##### Given data

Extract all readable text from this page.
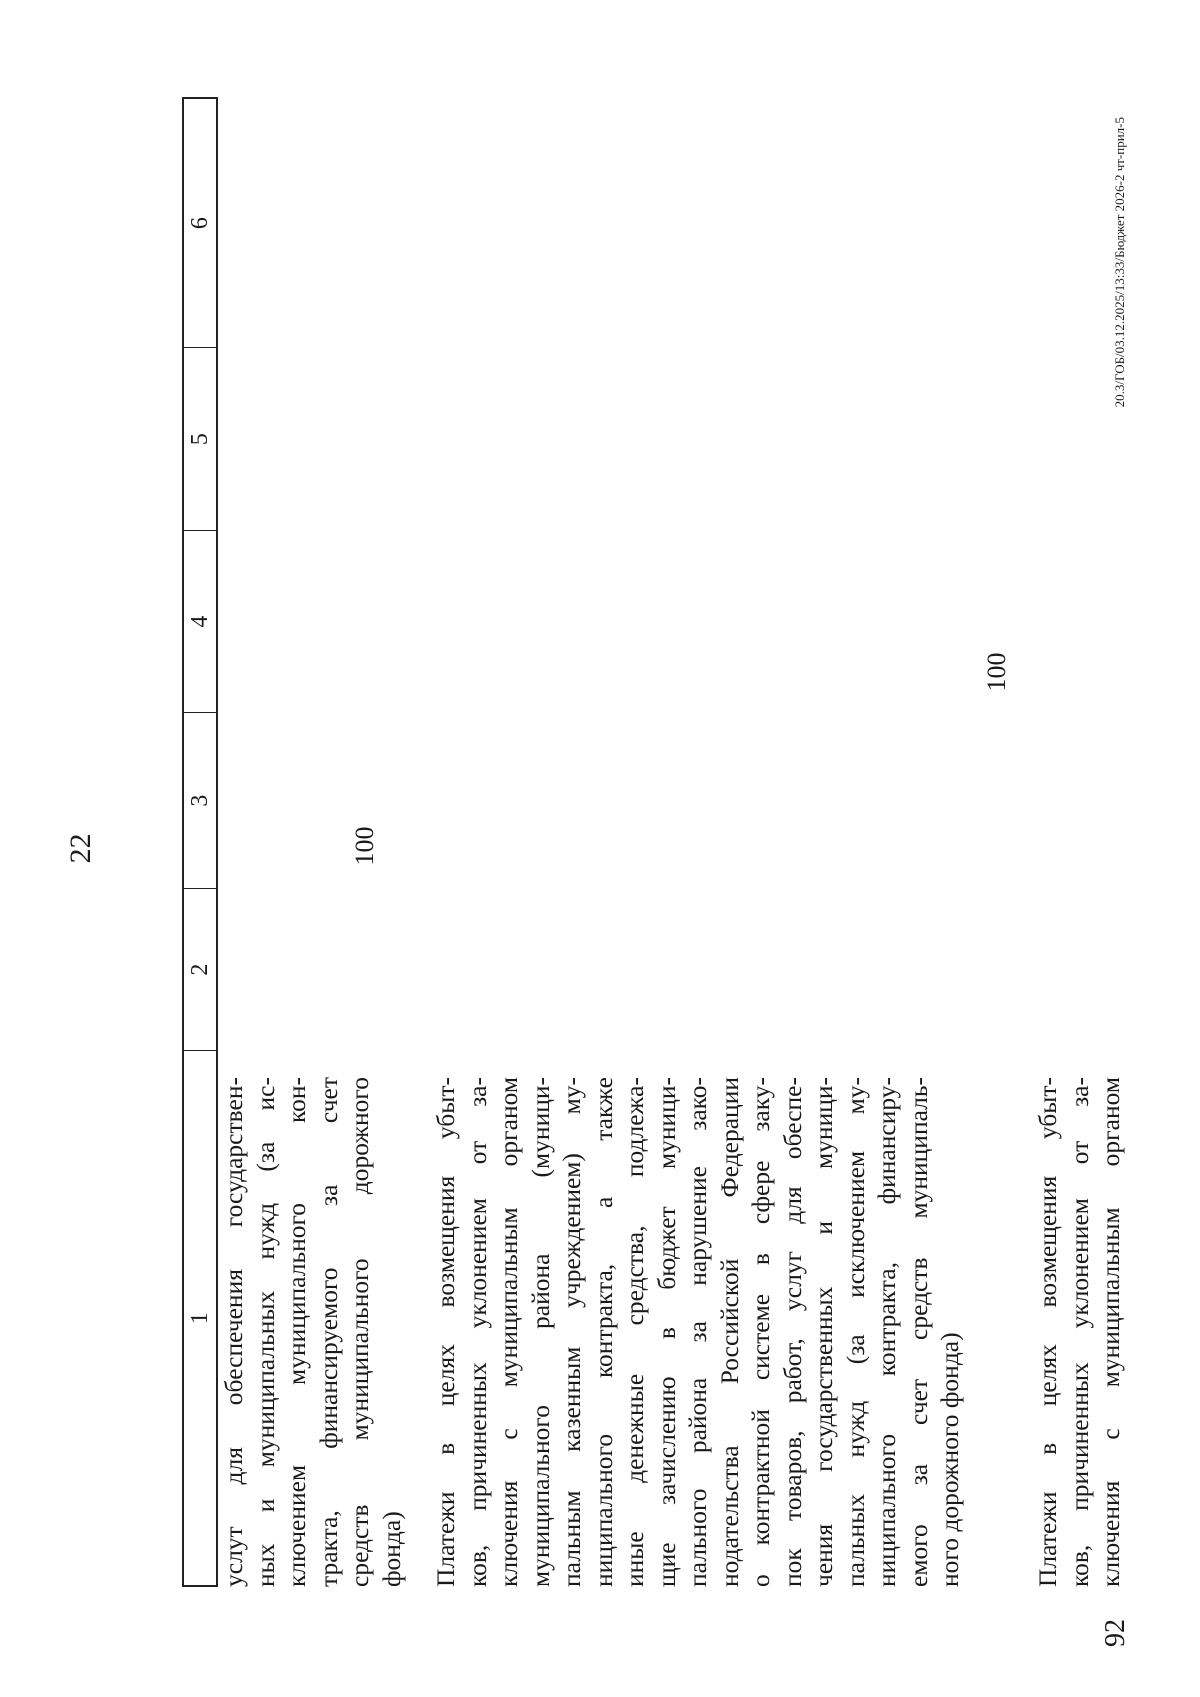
22
1
2
3
4
5
6
услут для обеспечения государствен- ных и муниципальных нужд (за ис- ключением муниципального кон- тракта, финансируемого за счет средств муниципального дорожного фонда)
100
Платежи в целях возмещения убыт- ков, причиненных уклонением от за- ключения с муниципальным органом муниципального района (муници- пальным казенным учреждением) му- ниципального контракта, а также иные денежные средства, подлежа- щие зачислению в бюджет муници- пального района за нарушение зако- нодательства Российской Федерации о контрактной системе в сфере заку- пок товаров, работ, услуг для обеспе- чения государственных и муници- пальных нужд (за исключением му- ниципального контракта, финансиру- емого за счет средств муниципаль- ного дорожного фонда)
100
Платежи в целях возмещения убыт- ков, причиненных уклонением от за- ключения с муниципальным органом
20.3/ГОБ/03.12.2025/13:33/Бюджет 2026-2 чт-прил-5
92
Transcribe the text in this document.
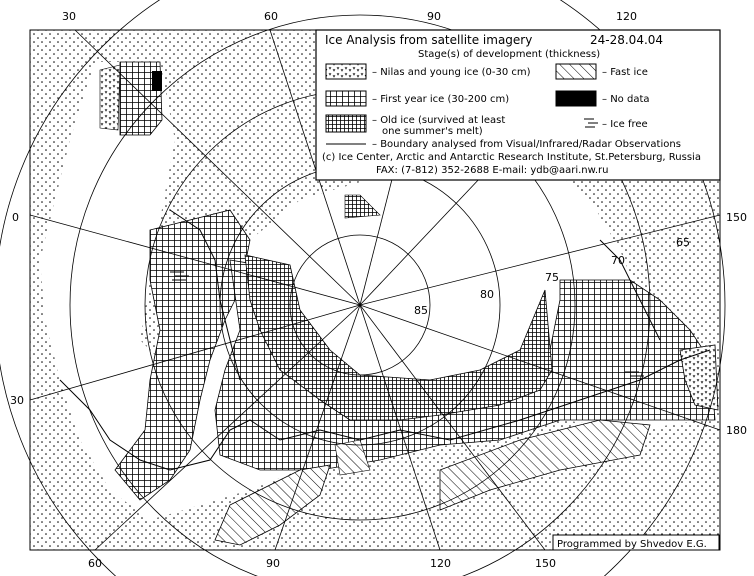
85
80
75
70
65
30	60	90	120
60	90	120	150
0
30
150
180
Ice Analysis from satellite imagery	24-28.04.04
Stage(s) of development (thickness)
– Nilas and young ice (0-30 cm)	– Fast ice
– First year ice (30-200 cm)	– No data
– Old ice (survived at least
one summer's melt)
– Ice free
– Boundary analysed from Visual/Infrared/Radar Observations
(c) Ice Center, Arctic and Antarctic Research Institute, St.Petersburg, Russia
FAX: (7-812) 352-2688 E-mail: ydb@aari.nw.ru
Programmed by Shvedov E.G.
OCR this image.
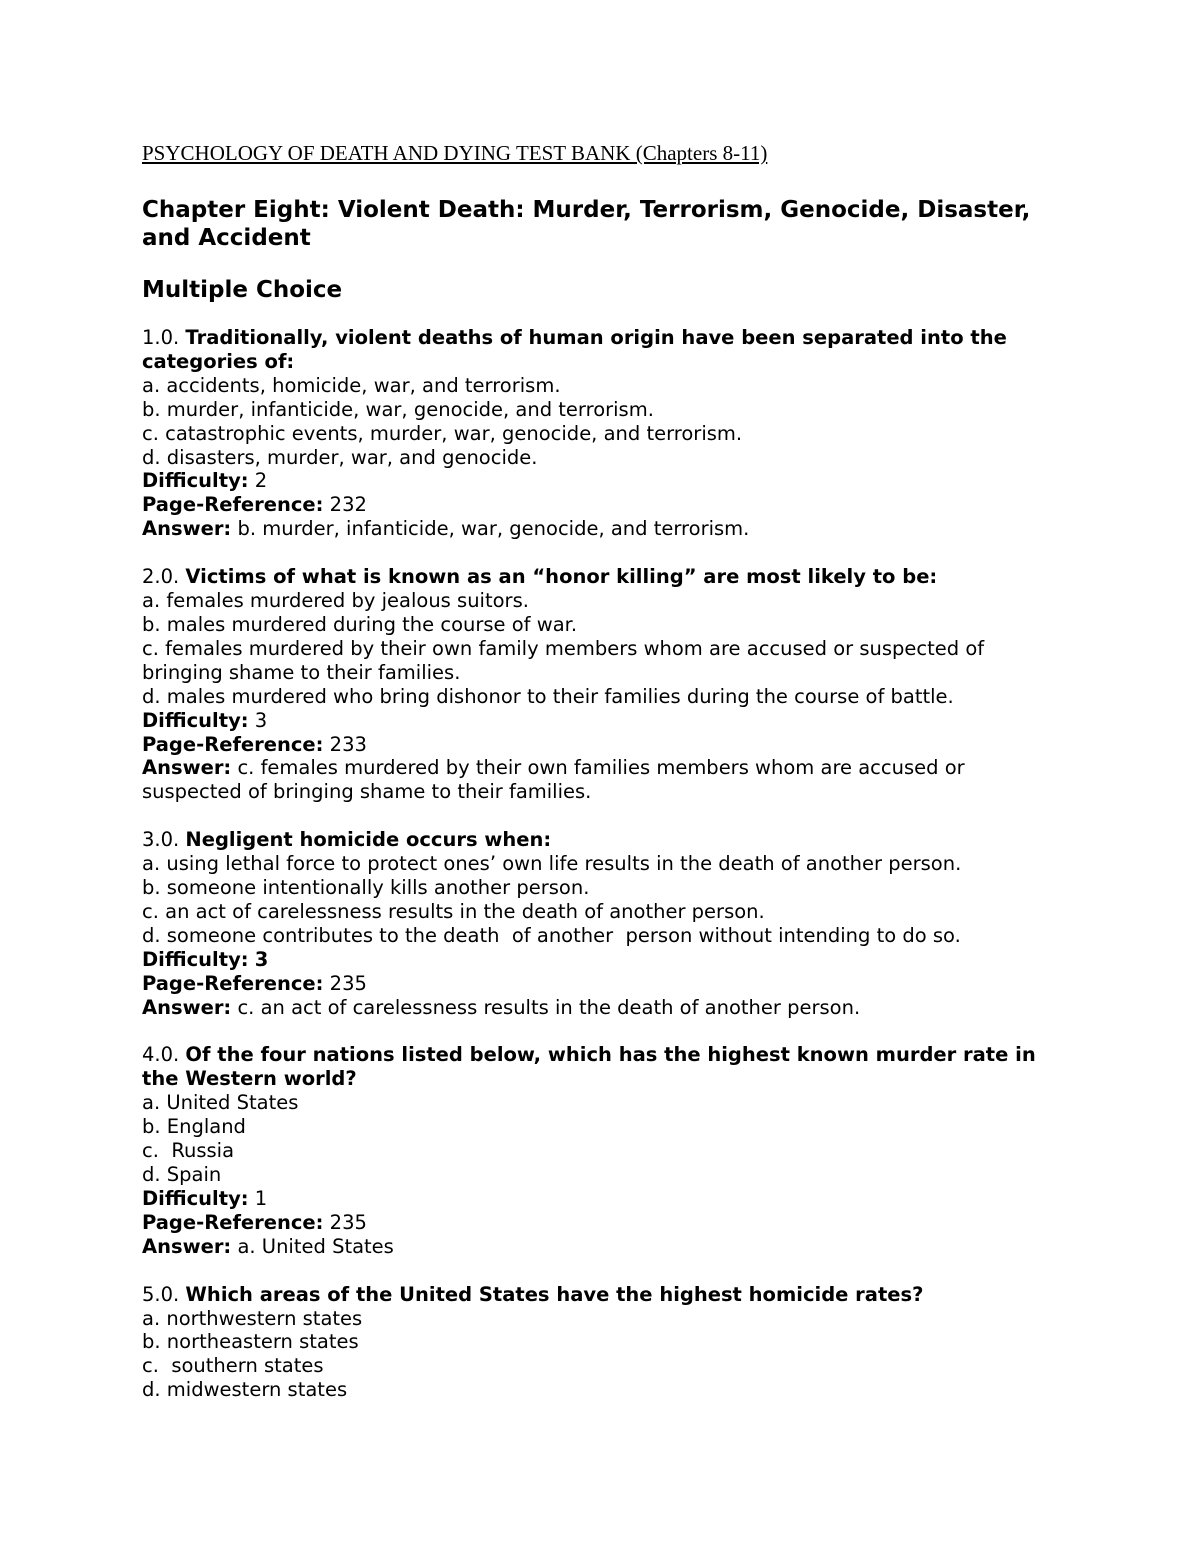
PSYCHOLOGY OF DEATH AND DYING TEST BANK (Chapters 8-11)
Chapter Eight: Violent Death: Murder, Terrorism, Genocide, Disaster, and Accident
Multiple Choice
1.0. Traditionally, violent deaths of human origin have been separated into the categories of:
a. accidents, homicide, war, and terrorism.
b. murder, infanticide, war, genocide, and terrorism.
c. catastrophic events, murder, war, genocide, and terrorism.
d. disasters, murder, war, and genocide.
Difficulty: 2
Page-Reference: 232
Answer: b. murder, infanticide, war, genocide, and terrorism.
2.0. Victims of what is known as an “honor killing” are most likely to be:
a. females murdered by jealous suitors.
b. males murdered during the course of war.
c. females murdered by their own family members whom are accused or suspected of bringing shame to their families.
d. males murdered who bring dishonor to their families during the course of battle.
Difficulty: 3
Page-Reference: 233
Answer: c. females murdered by their own families members whom are accused or suspected of bringing shame to their families.
3.0. Negligent homicide occurs when:
a. using lethal force to protect ones’ own life results in the death of another person.
b. someone intentionally kills another person.
c. an act of carelessness results in the death of another person.
d. someone contributes to the death  of another  person without intending to do so.
Difficulty: 3
Page-Reference: 235
Answer: c. an act of carelessness results in the death of another person.
4.0. Of the four nations listed below, which has the highest known murder rate in the Western world?
a. United States
b. England
c.  Russia
d. Spain
Difficulty: 1
Page-Reference: 235
Answer: a. United States
5.0. Which areas of the United States have the highest homicide rates?
a. northwestern states
b. northeastern states
c.  southern states
d. midwestern states
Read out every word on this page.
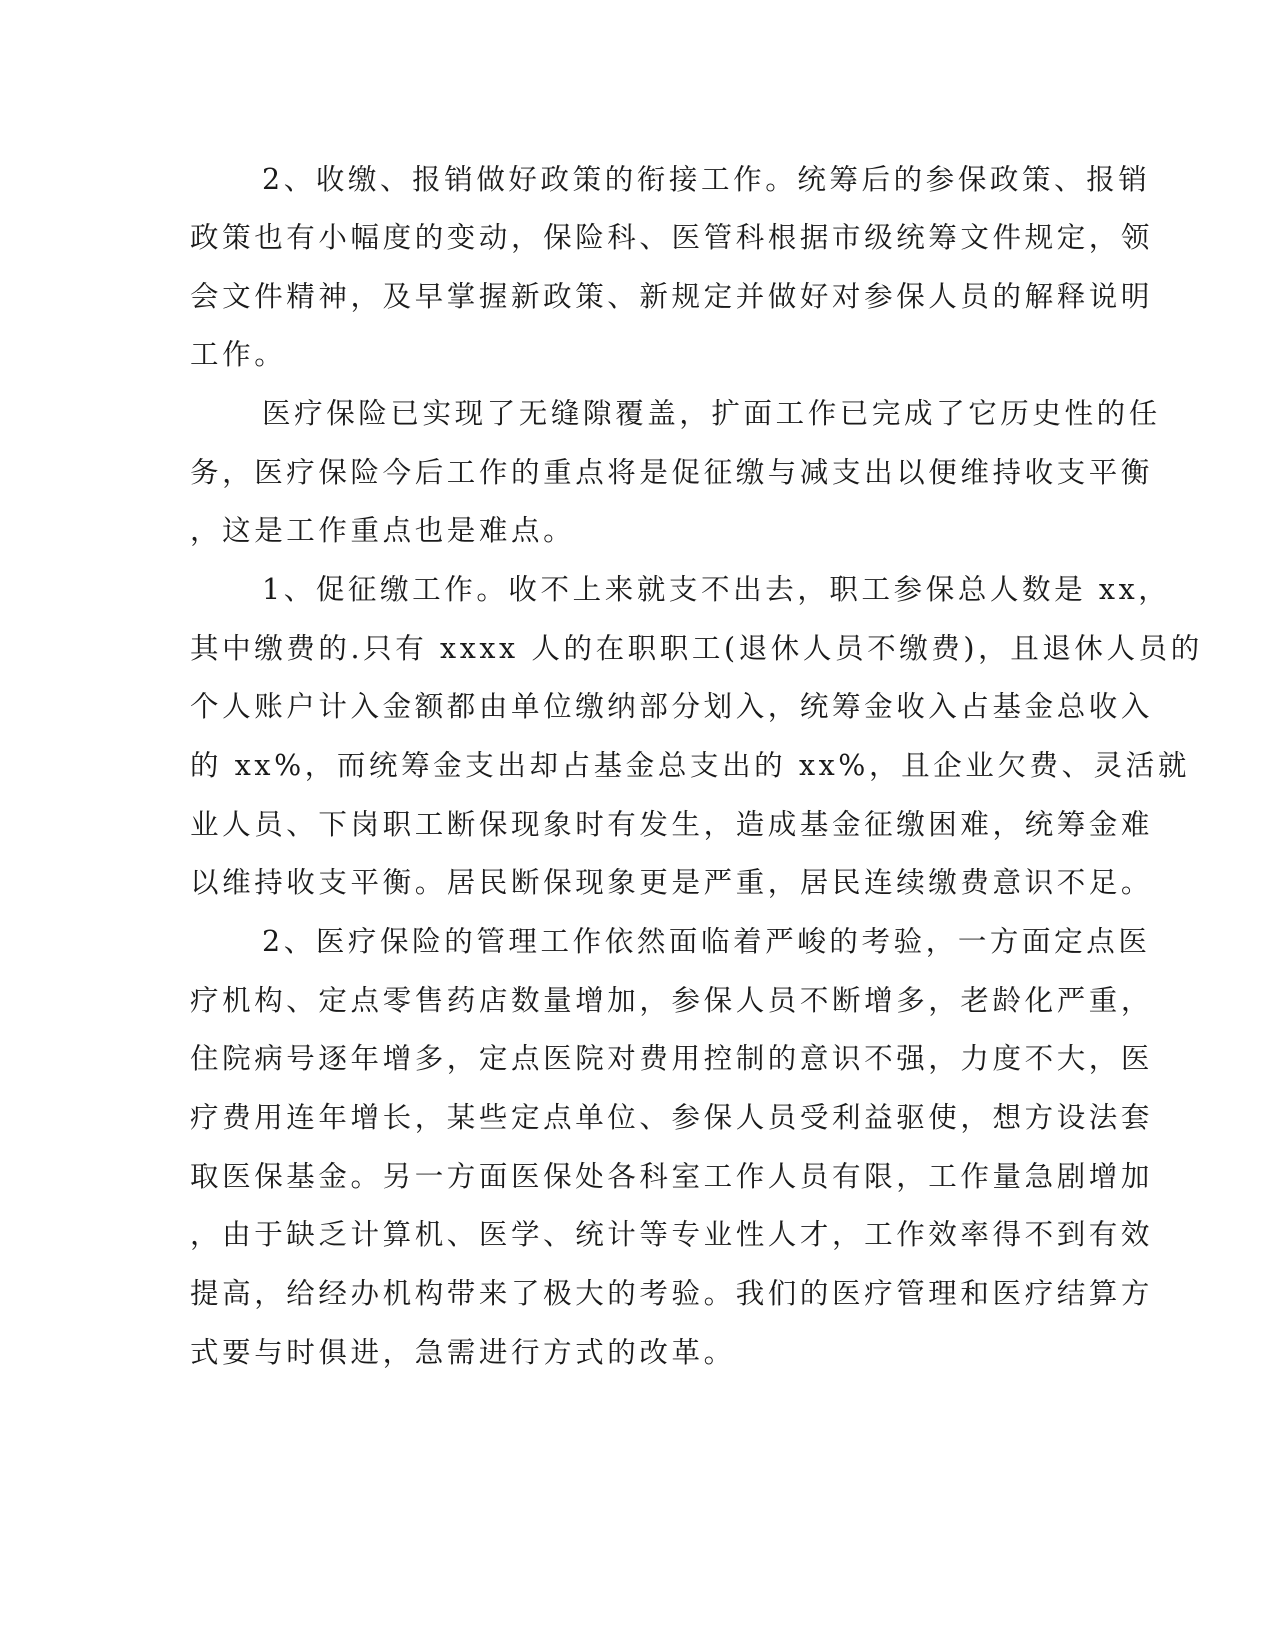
2、收缴、报销做好政策的衔接工作。统筹后的参保政策、报销
政策也有小幅度的变动，保险科、医管科根据市级统筹文件规定，领
会文件精神，及早掌握新政策、新规定并做好对参保人员的解释说明
工作。
医疗保险已实现了无缝隙覆盖，扩面工作已完成了它历史性的任
务，医疗保险今后工作的重点将是促征缴与减支出以便维持收支平衡
，这是工作重点也是难点。
1、促征缴工作。收不上来就支不出去，职工参保总人数是 xx，
其中缴费的.只有 xxxx 人的在职职工(退休人员不缴费)，且退休人员的
个人账户计入金额都由单位缴纳部分划入，统筹金收入占基金总收入
的 xx%，而统筹金支出却占基金总支出的 xx%，且企业欠费、灵活就
业人员、下岗职工断保现象时有发生，造成基金征缴困难，统筹金难
以维持收支平衡。居民断保现象更是严重，居民连续缴费意识不足。
2、医疗保险的管理工作依然面临着严峻的考验，一方面定点医
疗机构、定点零售药店数量增加，参保人员不断增多，老龄化严重，
住院病号逐年增多，定点医院对费用控制的意识不强，力度不大，医
疗费用连年增长，某些定点单位、参保人员受利益驱使，想方设法套
取医保基金。另一方面医保处各科室工作人员有限，工作量急剧增加
，由于缺乏计算机、医学、统计等专业性人才，工作效率得不到有效
提高，给经办机构带来了极大的考验。我们的医疗管理和医疗结算方
式要与时俱进，急需进行方式的改革。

##########

* [Requirement]: Identify the lines that contain the string "this", and copy every one of them.

* [Correct response]:
Extract all readable text from this page.
Transcribe the text in this document.
OCR this image.
Read out every word on this page.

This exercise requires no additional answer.